Verbatim output of all the material below is required.

+-------+

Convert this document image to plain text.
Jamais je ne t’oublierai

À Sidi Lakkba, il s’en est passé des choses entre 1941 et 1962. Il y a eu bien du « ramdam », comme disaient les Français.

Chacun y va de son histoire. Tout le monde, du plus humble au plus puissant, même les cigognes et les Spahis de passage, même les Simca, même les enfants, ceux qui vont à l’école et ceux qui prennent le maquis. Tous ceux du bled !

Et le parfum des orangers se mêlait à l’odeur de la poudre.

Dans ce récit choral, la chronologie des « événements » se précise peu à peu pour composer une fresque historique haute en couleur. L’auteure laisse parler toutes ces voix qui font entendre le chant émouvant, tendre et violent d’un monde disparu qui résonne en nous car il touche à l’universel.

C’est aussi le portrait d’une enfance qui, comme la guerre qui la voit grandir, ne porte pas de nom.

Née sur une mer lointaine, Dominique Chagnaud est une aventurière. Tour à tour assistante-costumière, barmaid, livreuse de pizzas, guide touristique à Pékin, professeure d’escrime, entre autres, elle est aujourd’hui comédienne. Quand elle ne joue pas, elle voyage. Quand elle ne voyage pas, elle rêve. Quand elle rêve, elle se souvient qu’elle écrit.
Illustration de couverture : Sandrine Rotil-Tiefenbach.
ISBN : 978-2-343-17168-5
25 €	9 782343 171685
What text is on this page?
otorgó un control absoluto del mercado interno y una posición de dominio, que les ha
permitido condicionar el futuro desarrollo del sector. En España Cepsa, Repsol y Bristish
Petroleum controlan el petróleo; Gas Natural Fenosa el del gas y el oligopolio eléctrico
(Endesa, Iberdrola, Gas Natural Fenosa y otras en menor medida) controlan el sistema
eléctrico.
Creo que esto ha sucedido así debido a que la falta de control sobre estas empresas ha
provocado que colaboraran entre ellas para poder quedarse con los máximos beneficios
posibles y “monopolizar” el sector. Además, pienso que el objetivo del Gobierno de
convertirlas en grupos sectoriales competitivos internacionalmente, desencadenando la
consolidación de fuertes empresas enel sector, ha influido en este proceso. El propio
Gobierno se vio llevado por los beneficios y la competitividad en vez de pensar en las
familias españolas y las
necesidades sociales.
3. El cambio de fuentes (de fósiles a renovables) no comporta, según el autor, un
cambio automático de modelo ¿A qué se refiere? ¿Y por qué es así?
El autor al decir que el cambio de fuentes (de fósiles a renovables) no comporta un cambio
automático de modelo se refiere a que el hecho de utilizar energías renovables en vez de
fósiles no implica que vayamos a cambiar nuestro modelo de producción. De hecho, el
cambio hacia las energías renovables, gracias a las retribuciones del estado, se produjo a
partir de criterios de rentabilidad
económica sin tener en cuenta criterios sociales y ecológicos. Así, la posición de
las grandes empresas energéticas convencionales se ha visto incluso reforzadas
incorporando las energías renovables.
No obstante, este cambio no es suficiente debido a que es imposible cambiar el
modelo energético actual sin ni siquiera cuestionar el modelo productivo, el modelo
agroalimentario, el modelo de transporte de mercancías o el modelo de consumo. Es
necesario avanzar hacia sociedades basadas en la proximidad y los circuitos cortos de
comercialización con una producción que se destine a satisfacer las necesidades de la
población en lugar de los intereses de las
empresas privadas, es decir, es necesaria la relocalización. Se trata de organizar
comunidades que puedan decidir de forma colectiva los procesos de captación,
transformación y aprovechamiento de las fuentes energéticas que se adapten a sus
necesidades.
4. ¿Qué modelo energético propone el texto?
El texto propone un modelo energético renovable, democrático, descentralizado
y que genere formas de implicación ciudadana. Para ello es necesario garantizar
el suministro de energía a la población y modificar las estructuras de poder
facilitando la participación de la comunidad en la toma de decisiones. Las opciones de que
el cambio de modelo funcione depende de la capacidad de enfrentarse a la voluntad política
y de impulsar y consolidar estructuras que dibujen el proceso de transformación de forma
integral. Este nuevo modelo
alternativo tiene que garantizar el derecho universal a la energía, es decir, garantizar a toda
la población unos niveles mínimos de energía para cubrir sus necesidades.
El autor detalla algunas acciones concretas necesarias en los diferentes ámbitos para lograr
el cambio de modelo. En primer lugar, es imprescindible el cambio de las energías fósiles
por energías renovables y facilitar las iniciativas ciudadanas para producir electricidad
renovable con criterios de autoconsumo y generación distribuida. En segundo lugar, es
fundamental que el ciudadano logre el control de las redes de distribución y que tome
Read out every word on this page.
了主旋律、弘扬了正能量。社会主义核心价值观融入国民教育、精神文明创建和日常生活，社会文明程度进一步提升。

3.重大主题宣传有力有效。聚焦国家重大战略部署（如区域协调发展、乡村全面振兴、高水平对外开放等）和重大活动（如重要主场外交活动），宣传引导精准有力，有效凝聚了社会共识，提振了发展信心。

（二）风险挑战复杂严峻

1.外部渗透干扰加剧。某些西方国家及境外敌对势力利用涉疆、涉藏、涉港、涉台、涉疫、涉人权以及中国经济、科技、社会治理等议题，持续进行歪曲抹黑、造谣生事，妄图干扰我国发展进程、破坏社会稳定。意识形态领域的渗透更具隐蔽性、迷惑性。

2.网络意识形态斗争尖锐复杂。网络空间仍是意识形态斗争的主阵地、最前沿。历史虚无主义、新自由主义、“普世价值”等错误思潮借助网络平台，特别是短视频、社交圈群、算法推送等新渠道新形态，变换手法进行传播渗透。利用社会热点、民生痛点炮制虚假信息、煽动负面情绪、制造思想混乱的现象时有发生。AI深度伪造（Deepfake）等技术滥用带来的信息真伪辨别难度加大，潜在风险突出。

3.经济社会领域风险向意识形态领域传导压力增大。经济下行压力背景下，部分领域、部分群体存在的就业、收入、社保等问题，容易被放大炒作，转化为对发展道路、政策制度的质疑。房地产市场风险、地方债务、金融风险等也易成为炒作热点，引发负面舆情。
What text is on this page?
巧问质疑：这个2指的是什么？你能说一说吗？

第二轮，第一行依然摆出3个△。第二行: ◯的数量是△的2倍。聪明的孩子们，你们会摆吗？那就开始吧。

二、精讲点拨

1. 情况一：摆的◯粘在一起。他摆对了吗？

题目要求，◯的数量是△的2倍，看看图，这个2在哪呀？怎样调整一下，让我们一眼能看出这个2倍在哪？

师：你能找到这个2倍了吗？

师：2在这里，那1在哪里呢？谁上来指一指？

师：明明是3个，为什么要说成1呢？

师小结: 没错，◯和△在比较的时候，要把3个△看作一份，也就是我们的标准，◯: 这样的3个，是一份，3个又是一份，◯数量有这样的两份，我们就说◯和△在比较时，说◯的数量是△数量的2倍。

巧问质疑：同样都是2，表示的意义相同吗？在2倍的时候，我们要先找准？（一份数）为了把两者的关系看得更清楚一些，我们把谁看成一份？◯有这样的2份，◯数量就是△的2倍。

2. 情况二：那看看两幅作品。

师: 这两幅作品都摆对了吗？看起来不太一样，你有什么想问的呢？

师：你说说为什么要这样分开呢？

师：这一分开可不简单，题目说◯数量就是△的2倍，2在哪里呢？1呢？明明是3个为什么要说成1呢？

+-------+

TASK ANSWER =
Convert this document image to plain text.
Jamais je ne t’oublierai

À Sidi Lakkba, il s’en est passé des choses entre 1941 et 1962. Il y a eu bien du « ramdam », comme disaient les Français.

Chacun y va de son histoire. Tout le monde, du plus humble au plus puissant, même les cigognes et les Spahis de passage, même les Simca, même les enfants, ceux qui vont à l’école et ceux qui prennent le maquis. Tous ceux du bled !

Et le parfum des orangers se mêlait à l’odeur de la poudre.

Dans ce récit choral, la chronologie des « événements » se précise peu à peu pour composer une fresque historique haute en couleur. L’auteure laisse parler toutes ces voix qui font entendre le chant émouvant, tendre et violent d’un monde disparu qui résonne en nous car il touche à l’universel.

C’est aussi le portrait d’une enfance qui, comme la guerre qui la voit grandir, ne porte pas de nom.

Née sur une mer lointaine, Dominique Chagnaud est une aventurière. Tour à tour assistante-costumière, barmaid, livreuse de pizzas, guide touristique à Pékin, professeure d’escrime, entre autres, elle est aujourd’hui comédienne. Quand elle ne joue pas, elle voyage. Quand elle ne voyage pas, elle rêve. Quand elle rêve, elle se souvient qu’elle écrit.
Illustration de couverture : Sandrine Rotil-Tiefenbach.
ISBN : 978-2-343-17168-5
25 €	9 782343 171685
What text is on this page?
otorgó un control absoluto del mercado interno y una posición de dominio, que les ha
permitido condicionar el futuro desarrollo del sector. En España Cepsa, Repsol y Bristish
Petroleum controlan el petróleo; Gas Natural Fenosa el del gas y el oligopolio eléctrico
(Endesa, Iberdrola, Gas Natural Fenosa y otras en menor medida) controlan el sistema
eléctrico.
Creo que esto ha sucedido así debido a que la falta de control sobre estas empresas ha
provocado que colaboraran entre ellas para poder quedarse con los máximos beneficios
posibles y “monopolizar” el sector. Además, pienso que el objetivo del Gobierno de
convertirlas en grupos sectoriales competitivos internacionalmente, desencadenando la
consolidación de fuertes empresas enel sector, ha influido en este proceso. El propio
Gobierno se vio llevado por los beneficios y la competitividad en vez de pensar en las
familias españolas y las
necesidades sociales.
3. El cambio de fuentes (de fósiles a renovables) no comporta, según el autor, un
cambio automático de modelo ¿A qué se refiere? ¿Y por qué es así?
El autor al decir que el cambio de fuentes (de fósiles a renovables) no comporta un cambio
automático de modelo se refiere a que el hecho de utilizar energías renovables en vez de
fósiles no implica que vayamos a cambiar nuestro modelo de producción. De hecho, el
cambio hacia las energías renovables, gracias a las retribuciones del estado, se produjo a
partir de criterios de rentabilidad
económica sin tener en cuenta criterios sociales y ecológicos. Así, la posición de
las grandes empresas energéticas convencionales se ha visto incluso reforzadas
incorporando las energías renovables.
No obstante, este cambio no es suficiente debido a que es imposible cambiar el
modelo energético actual sin ni siquiera cuestionar el modelo productivo, el modelo
agroalimentario, el modelo de transporte de mercancías o el modelo de consumo. Es
necesario avanzar hacia sociedades basadas en la proximidad y los circuitos cortos de
comercialización con una producción que se destine a satisfacer las necesidades de la
población en lugar de los intereses de las
empresas privadas, es decir, es necesaria la relocalización. Se trata de organizar
comunidades que puedan decidir de forma colectiva los procesos de captación,
transformación y aprovechamiento de las fuentes energéticas que se adapten a sus
necesidades.
4. ¿Qué modelo energético propone el texto?
El texto propone un modelo energético renovable, democrático, descentralizado
y que genere formas de implicación ciudadana. Para ello es necesario garantizar
el suministro de energía a la población y modificar las estructuras de poder
facilitando la participación de la comunidad en la toma de decisiones. Las opciones de que
el cambio de modelo funcione depende de la capacidad de enfrentarse a la voluntad política
y de impulsar y consolidar estructuras que dibujen el proceso de transformación de forma
integral. Este nuevo modelo
alternativo tiene que garantizar el derecho universal a la energía, es decir, garantizar a toda
la población unos niveles mínimos de energía para cubrir sus necesidades.
El autor detalla algunas acciones concretas necesarias en los diferentes ámbitos para lograr
el cambio de modelo. En primer lugar, es imprescindible el cambio de las energías fósiles
por energías renovables y facilitar las iniciativas ciudadanas para producir electricidad
renovable con criterios de autoconsumo y generación distribuida. En segundo lugar, es
fundamental que el ciudadano logre el control de las redes de distribución y que tome
Read out every word on this page.
了主旋律、弘扬了正能量。社会主义核心价值观融入国民教育、精神文明创建和日常生活，社会文明程度进一步提升。

3.重大主题宣传有力有效。聚焦国家重大战略部署（如区域协调发展、乡村全面振兴、高水平对外开放等）和重大活动（如重要主场外交活动），宣传引导精准有力，有效凝聚了社会共识，提振了发展信心。

（二）风险挑战复杂严峻

1.外部渗透干扰加剧。某些西方国家及境外敌对势力利用涉疆、涉藏、涉港、涉台、涉疫、涉人权以及中国经济、科技、社会治理等议题，持续进行歪曲抹黑、造谣生事，妄图干扰我国发展进程、破坏社会稳定。意识形态领域的渗透更具隐蔽性、迷惑性。

2.网络意识形态斗争尖锐复杂。网络空间仍是意识形态斗争的主阵地、最前沿。历史虚无主义、新自由主义、“普世价值”等错误思潮借助网络平台，特别是短视频、社交圈群、算法推送等新渠道新形态，变换手法进行传播渗透。利用社会热点、民生痛点炮制虚假信息、煽动负面情绪、制造思想混乱的现象时有发生。AI深度伪造（Deepfake）等技术滥用带来的信息真伪辨别难度加大，潜在风险突出。

3.经济社会领域风险向意识形态领域传导压力增大。经济下行压力背景下，部分领域、部分群体存在的就业、收入、社保等问题，容易被放大炒作，转化为对发展道路、政策制度的质疑。房地产市场风险、地方债务、金融风险等也易成为炒作热点，引发负面舆情。
What text is on this page?
巧问质疑：这个2指的是什么？你能说一说吗？

第二轮，第一行依然摆出3个△。第二行: ◯的数量是△的2倍。聪明的孩子们，你们会摆吗？那就开始吧。

二、精讲点拨

1. 情况一：摆的◯粘在一起。他摆对了吗？

题目要求，◯的数量是△的2倍，看看图，这个2在哪呀？怎样调整一下，让我们一眼能看出这个2倍在哪？

师：你能找到这个2倍了吗？

师：2在这里，那1在哪里呢？谁上来指一指？

师：明明是3个，为什么要说成1呢？

师小结: 没错，◯和△在比较的时候，要把3个△看作一份，也就是我们的标准，◯: 这样的3个，是一份，3个又是一份，◯数量有这样的两份，我们就说◯和△在比较时，说◯的数量是△数量的2倍。

巧问质疑：同样都是2，表示的意义相同吗？在2倍的时候，我们要先找准？（一份数）为了把两者的关系看得更清楚一些，我们把谁看成一份？◯有这样的2份，◯数量就是△的2倍。

2. 情况二：那看看两幅作品。

师: 这两幅作品都摆对了吗？看起来不太一样，你有什么想问的呢？

师：你说说为什么要这样分开呢？

师：这一分开可不简单，题目说◯数量就是△的2倍，2在哪里呢？1呢？明明是3个为什么要说成1呢？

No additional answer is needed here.